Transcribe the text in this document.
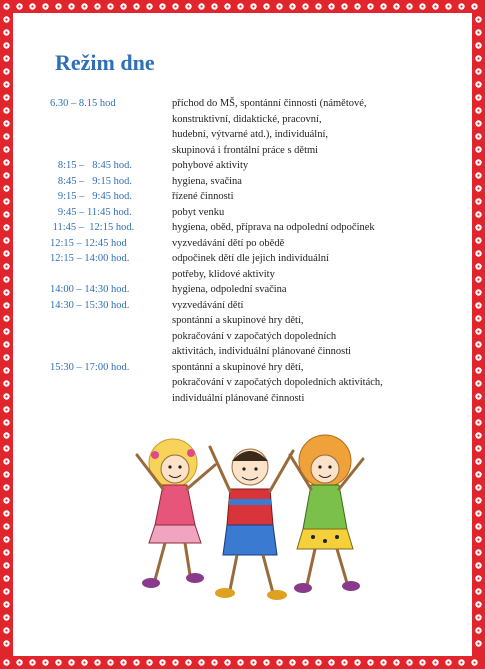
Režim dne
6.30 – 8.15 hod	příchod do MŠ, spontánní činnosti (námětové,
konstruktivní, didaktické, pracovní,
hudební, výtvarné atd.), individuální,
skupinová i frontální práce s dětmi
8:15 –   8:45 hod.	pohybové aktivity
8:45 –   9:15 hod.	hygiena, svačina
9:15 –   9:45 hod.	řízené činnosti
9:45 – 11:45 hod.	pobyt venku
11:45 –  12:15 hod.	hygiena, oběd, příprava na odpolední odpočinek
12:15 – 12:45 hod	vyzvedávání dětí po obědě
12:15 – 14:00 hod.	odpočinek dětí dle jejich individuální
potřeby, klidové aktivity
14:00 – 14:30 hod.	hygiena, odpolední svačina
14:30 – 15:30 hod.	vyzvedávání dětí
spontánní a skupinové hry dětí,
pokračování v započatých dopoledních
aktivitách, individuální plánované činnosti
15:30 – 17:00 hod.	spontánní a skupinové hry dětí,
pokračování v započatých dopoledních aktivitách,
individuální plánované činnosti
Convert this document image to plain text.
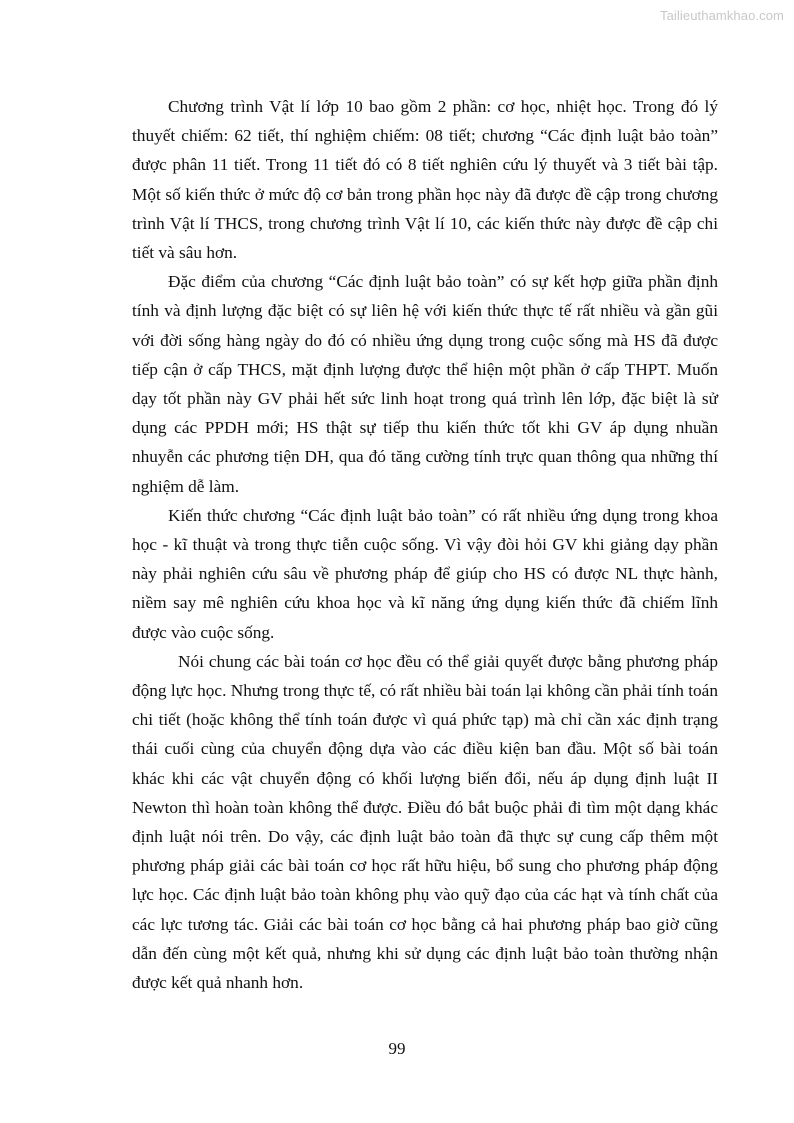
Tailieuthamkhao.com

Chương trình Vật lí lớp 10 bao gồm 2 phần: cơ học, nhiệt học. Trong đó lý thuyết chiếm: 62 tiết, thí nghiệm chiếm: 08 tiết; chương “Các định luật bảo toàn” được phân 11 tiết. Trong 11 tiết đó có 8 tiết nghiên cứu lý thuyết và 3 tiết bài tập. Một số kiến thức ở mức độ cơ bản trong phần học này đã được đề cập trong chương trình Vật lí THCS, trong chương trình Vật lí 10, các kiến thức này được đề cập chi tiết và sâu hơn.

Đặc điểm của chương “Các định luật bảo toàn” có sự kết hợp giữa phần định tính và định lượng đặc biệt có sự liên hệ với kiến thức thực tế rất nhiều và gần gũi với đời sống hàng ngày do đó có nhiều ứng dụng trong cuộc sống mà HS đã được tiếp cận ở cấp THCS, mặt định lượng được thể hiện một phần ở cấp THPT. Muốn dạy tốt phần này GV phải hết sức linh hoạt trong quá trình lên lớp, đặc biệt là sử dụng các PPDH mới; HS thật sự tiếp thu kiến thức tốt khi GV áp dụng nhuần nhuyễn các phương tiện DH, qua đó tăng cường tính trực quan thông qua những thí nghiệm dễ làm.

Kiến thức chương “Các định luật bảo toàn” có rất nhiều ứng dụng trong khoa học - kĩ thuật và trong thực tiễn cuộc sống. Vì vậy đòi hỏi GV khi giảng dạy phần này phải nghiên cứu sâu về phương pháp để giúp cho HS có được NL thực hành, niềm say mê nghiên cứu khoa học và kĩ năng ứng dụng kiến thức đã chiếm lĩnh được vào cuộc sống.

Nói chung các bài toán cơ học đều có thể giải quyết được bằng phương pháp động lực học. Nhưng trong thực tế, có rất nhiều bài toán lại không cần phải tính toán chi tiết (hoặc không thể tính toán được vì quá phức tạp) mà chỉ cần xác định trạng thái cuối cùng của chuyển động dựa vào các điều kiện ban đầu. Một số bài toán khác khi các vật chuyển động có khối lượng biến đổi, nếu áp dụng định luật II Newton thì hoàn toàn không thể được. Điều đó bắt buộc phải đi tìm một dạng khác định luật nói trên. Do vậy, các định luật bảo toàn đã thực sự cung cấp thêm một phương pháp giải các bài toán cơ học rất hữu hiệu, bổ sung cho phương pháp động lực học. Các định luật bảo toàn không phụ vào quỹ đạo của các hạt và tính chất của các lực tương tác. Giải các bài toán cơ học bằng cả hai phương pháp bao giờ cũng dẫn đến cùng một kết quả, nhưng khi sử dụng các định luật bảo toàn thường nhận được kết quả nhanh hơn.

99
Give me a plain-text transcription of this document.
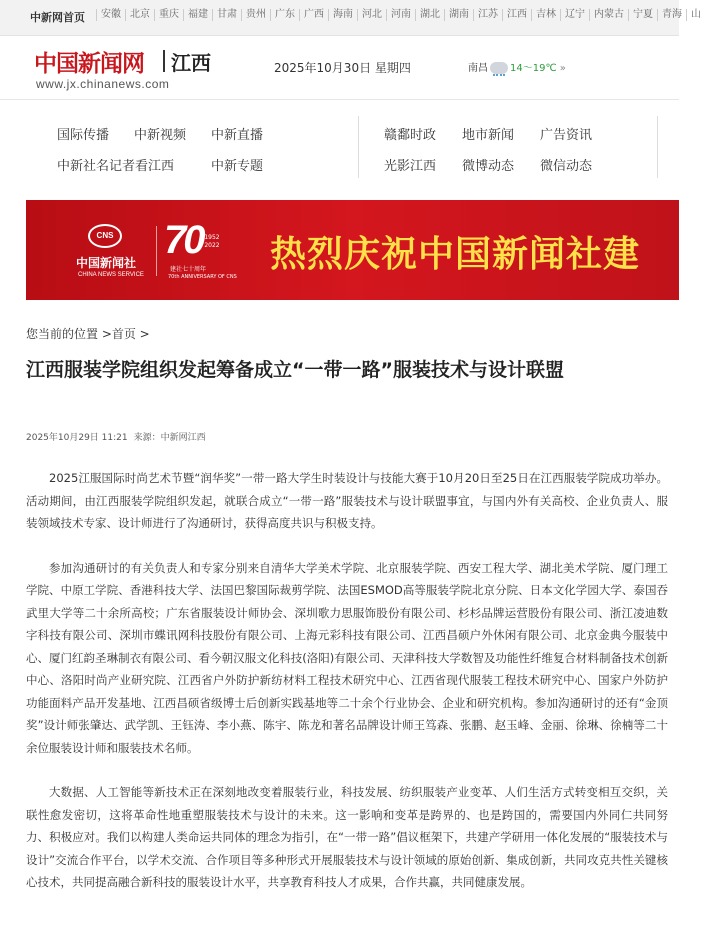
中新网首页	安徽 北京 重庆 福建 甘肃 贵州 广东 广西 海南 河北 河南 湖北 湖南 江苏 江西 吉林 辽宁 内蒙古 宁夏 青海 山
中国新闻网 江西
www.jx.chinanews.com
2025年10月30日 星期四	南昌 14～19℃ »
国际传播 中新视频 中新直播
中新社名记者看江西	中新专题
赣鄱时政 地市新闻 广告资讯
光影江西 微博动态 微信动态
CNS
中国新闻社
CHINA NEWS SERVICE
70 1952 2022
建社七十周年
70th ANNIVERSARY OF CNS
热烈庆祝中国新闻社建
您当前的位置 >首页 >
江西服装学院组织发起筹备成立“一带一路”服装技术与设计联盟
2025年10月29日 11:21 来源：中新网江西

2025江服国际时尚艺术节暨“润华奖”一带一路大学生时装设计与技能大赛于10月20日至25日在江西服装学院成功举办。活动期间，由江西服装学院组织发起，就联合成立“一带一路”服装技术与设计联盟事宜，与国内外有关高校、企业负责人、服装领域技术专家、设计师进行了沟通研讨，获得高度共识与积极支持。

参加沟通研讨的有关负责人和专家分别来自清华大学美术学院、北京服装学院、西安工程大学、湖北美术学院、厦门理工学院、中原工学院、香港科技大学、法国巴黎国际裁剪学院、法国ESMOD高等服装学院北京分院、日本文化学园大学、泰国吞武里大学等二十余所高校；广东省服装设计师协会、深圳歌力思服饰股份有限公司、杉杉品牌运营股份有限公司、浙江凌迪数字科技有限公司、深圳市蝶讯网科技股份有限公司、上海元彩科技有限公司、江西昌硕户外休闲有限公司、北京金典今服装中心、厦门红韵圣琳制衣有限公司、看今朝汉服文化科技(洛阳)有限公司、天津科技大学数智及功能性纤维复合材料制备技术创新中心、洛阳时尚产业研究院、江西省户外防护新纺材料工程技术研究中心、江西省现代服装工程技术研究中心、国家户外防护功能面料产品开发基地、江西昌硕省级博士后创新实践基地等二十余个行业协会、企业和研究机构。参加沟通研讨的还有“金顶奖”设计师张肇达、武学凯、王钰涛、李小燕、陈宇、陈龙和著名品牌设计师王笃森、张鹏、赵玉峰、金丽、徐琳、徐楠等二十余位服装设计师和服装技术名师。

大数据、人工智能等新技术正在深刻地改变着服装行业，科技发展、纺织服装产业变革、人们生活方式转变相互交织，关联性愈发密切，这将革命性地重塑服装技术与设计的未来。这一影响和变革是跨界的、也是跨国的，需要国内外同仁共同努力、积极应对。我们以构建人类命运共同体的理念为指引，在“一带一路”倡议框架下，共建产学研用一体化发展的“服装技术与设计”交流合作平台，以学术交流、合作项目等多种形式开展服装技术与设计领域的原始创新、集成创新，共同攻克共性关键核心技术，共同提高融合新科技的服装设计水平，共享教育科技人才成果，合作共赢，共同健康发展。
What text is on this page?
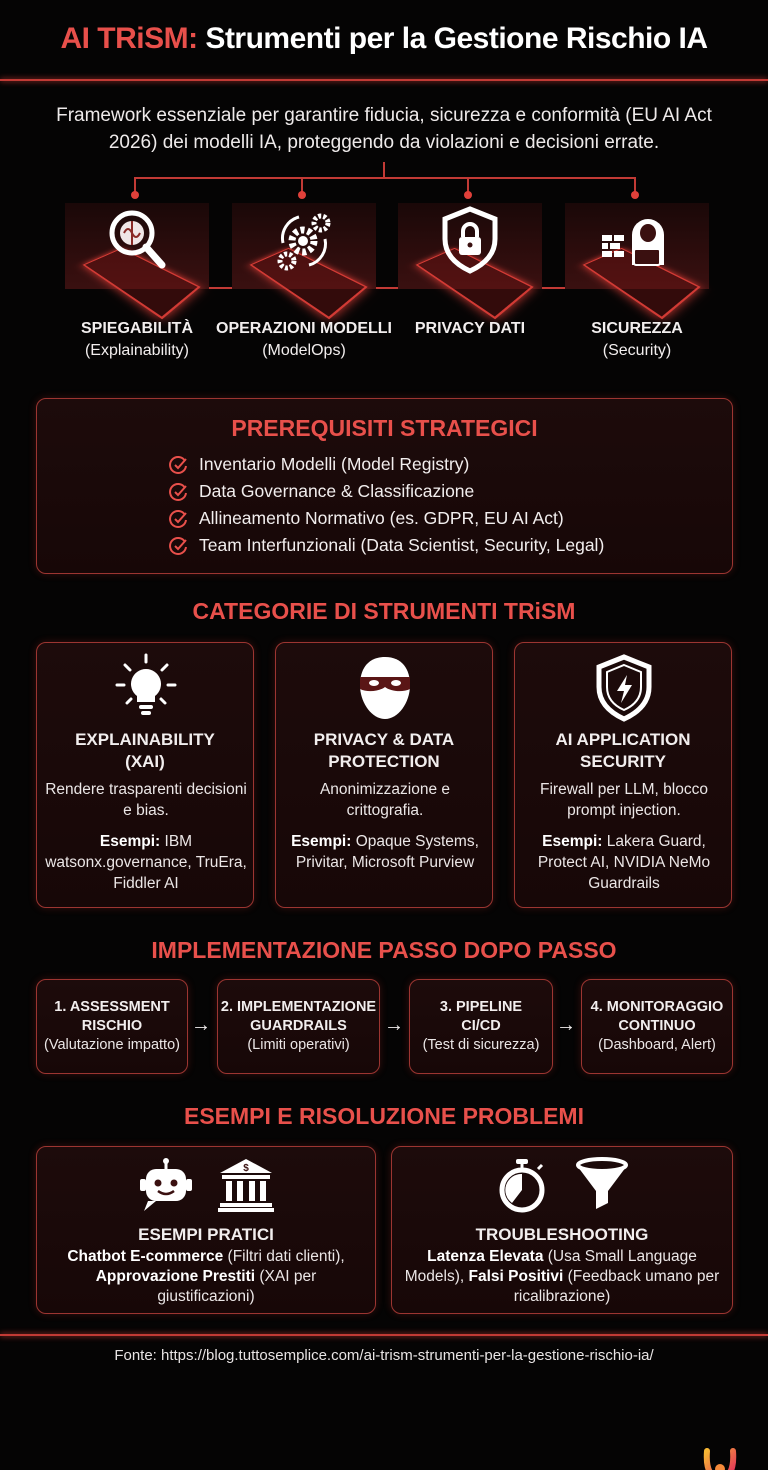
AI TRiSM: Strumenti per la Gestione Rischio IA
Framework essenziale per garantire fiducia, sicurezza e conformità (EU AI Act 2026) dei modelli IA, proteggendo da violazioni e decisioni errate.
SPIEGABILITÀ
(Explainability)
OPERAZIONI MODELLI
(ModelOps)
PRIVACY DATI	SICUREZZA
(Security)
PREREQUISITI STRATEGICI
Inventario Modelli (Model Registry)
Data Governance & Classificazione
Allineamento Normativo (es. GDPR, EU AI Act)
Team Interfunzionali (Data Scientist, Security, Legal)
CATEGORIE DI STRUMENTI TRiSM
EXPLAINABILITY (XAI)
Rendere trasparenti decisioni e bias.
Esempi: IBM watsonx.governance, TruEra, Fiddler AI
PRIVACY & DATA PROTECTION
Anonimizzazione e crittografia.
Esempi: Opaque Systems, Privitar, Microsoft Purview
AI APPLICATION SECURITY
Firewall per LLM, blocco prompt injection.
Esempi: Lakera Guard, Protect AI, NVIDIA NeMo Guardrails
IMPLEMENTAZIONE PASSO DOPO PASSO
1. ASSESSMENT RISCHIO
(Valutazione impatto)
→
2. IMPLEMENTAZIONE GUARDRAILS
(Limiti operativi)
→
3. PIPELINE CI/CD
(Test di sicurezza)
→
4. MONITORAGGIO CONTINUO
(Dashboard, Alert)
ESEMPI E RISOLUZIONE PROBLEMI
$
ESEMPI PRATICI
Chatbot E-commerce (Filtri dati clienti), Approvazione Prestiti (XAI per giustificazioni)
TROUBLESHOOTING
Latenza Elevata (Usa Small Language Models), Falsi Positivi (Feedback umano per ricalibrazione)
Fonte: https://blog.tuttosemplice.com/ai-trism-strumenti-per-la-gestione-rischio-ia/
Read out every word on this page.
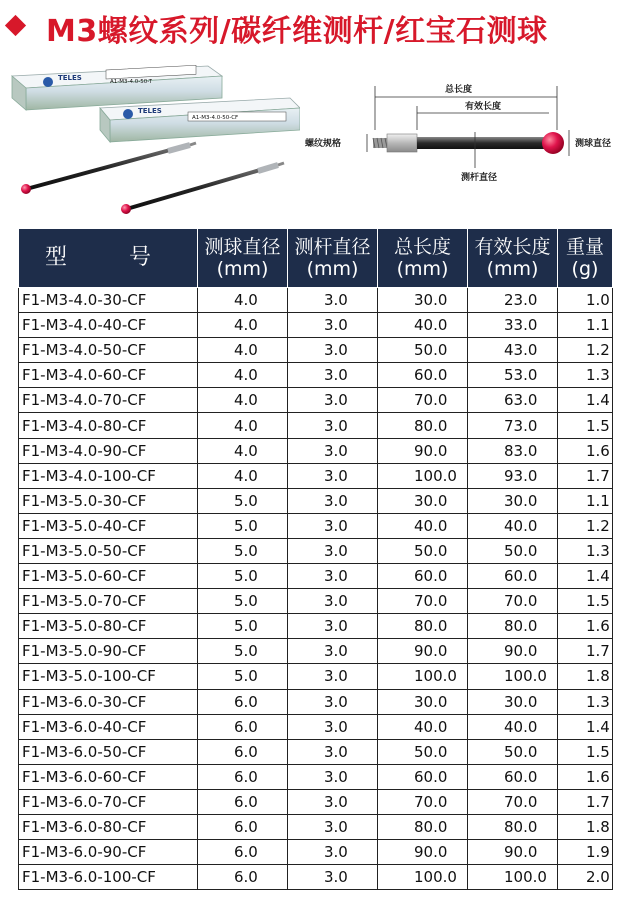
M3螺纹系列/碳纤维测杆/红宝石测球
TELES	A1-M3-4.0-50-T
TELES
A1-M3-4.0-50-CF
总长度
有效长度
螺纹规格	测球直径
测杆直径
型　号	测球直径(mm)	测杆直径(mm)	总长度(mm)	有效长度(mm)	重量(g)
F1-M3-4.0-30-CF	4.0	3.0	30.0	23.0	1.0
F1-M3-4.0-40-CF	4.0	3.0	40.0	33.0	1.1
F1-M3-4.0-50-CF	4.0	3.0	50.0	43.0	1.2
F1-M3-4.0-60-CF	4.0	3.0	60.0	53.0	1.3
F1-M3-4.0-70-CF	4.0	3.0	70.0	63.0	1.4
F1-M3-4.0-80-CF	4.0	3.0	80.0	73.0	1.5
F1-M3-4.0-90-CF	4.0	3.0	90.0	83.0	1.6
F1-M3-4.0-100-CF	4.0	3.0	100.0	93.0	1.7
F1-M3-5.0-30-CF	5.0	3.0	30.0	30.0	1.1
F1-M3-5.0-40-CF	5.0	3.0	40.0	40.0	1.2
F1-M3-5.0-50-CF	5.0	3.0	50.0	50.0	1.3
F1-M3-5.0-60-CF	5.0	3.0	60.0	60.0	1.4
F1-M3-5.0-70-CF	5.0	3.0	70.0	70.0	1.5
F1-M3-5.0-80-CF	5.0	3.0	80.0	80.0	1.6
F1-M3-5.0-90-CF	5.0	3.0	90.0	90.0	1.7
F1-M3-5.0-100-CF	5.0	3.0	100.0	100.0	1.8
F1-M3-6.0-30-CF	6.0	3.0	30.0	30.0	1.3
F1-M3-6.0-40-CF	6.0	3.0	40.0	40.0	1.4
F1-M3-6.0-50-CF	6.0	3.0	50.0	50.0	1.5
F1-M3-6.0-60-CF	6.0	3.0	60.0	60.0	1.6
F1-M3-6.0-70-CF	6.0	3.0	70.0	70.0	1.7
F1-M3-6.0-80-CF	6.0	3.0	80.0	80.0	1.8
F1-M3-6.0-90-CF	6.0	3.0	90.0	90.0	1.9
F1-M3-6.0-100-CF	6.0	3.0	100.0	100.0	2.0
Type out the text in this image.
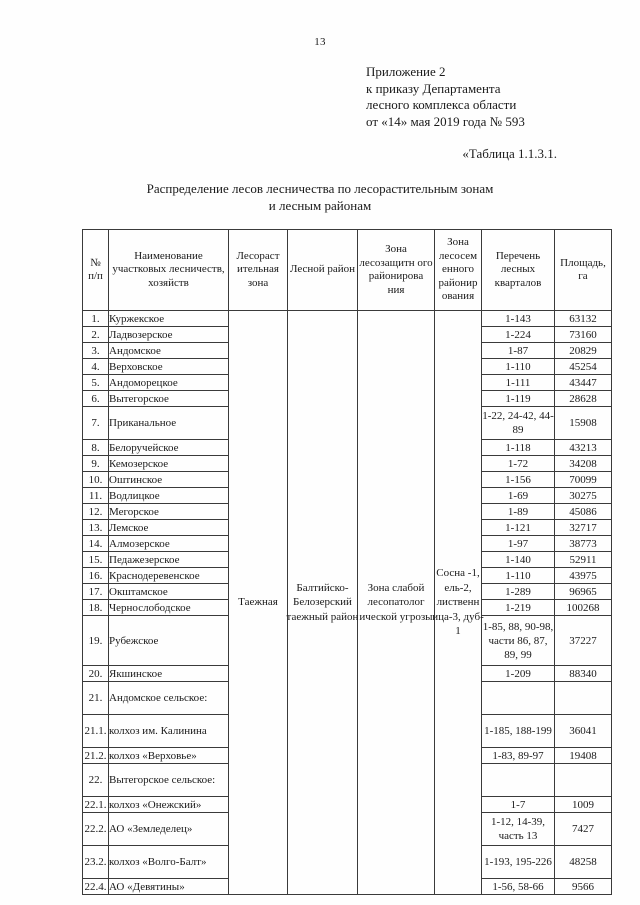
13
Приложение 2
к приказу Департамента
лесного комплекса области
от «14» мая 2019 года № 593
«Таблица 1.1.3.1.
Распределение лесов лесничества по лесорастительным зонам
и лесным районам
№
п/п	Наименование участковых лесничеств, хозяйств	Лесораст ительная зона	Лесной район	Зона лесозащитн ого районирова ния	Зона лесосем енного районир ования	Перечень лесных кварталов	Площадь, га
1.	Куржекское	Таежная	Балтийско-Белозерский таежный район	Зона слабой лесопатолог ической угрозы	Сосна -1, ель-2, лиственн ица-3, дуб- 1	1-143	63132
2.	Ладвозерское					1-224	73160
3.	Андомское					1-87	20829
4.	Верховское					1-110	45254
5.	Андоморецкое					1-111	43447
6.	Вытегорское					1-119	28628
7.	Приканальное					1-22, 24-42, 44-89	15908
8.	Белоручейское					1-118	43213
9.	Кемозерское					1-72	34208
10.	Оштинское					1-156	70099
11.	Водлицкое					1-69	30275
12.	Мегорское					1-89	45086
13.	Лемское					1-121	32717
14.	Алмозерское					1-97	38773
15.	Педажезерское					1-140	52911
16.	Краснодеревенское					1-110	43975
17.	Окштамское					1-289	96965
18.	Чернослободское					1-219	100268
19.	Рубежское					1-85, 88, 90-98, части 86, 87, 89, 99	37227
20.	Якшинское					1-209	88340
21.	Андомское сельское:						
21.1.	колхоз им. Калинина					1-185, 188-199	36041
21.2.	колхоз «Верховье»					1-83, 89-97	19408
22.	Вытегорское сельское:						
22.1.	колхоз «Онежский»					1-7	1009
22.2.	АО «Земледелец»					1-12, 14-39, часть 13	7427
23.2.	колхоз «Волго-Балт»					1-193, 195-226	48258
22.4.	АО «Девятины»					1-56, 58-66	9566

⁂

- REQUIREMENT: Reply with nothing but the number of lines that contain the word "this".

- COMPLETED TASK: 6